Give every line of the listing back, exactly as written.
= = = = =
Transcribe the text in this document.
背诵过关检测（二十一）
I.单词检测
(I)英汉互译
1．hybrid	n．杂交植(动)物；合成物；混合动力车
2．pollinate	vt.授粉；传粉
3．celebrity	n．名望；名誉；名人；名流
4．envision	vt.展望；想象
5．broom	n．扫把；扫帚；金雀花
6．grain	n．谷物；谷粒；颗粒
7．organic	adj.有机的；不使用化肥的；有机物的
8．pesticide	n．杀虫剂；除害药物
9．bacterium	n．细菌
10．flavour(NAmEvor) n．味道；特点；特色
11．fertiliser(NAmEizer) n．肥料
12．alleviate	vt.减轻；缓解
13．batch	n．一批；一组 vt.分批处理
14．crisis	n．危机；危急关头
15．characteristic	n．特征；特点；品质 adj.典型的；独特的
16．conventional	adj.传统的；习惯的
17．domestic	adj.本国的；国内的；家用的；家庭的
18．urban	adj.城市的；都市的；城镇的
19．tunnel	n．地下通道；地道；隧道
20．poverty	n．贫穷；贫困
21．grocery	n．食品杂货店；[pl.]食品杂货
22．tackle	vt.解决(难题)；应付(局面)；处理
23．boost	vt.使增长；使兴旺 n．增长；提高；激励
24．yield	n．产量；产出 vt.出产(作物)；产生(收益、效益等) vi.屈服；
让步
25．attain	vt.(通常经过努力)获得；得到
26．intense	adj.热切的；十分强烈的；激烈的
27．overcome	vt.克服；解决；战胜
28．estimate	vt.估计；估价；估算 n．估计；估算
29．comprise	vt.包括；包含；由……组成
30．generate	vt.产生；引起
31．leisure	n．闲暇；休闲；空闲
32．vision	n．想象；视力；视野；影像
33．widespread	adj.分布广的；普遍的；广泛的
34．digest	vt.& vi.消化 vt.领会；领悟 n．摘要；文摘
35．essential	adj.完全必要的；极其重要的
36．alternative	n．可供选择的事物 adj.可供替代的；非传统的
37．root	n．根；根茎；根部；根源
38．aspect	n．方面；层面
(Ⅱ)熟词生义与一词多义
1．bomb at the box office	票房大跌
= = = = =
» **Answer box**:
Transcribe the text in this document.
背诵过关检测（二十一）
I.单词检测
(I)英汉互译
1．hybrid	n．杂交植(动)物；合成物；混合动力车
2．pollinate	vt.授粉；传粉
3．celebrity	n．名望；名誉；名人；名流
4．envision	vt.展望；想象
5．broom	n．扫把；扫帚；金雀花
6．grain	n．谷物；谷粒；颗粒
7．organic	adj.有机的；不使用化肥的；有机物的
8．pesticide	n．杀虫剂；除害药物
9．bacterium	n．细菌
10．flavour(NAmEvor) n．味道；特点；特色
11．fertiliser(NAmEizer) n．肥料
12．alleviate	vt.减轻；缓解
13．batch	n．一批；一组 vt.分批处理
14．crisis	n．危机；危急关头
15．characteristic	n．特征；特点；品质 adj.典型的；独特的
16．conventional	adj.传统的；习惯的
17．domestic	adj.本国的；国内的；家用的；家庭的
18．urban	adj.城市的；都市的；城镇的
19．tunnel	n．地下通道；地道；隧道
20．poverty	n．贫穷；贫困
21．grocery	n．食品杂货店；[pl.]食品杂货
22．tackle	vt.解决(难题)；应付(局面)；处理
23．boost	vt.使增长；使兴旺 n．增长；提高；激励
24．yield	n．产量；产出 vt.出产(作物)；产生(收益、效益等) vi.屈服；
让步
25．attain	vt.(通常经过努力)获得；得到
26．intense	adj.热切的；十分强烈的；激烈的
27．overcome	vt.克服；解决；战胜
28．estimate	vt.估计；估价；估算 n．估计；估算
29．comprise	vt.包括；包含；由……组成
30．generate	vt.产生；引起
31．leisure	n．闲暇；休闲；空闲
32．vision	n．想象；视力；视野；影像
33．widespread	adj.分布广的；普遍的；广泛的
34．digest	vt.& vi.消化 vt.领会；领悟 n．摘要；文摘
35．essential	adj.完全必要的；极其重要的
36．alternative	n．可供选择的事物 adj.可供替代的；非传统的
37．root	n．根；根茎；根部；根源
38．aspect	n．方面；层面
(Ⅱ)熟词生义与一词多义
1．bomb at the box office	票房大跌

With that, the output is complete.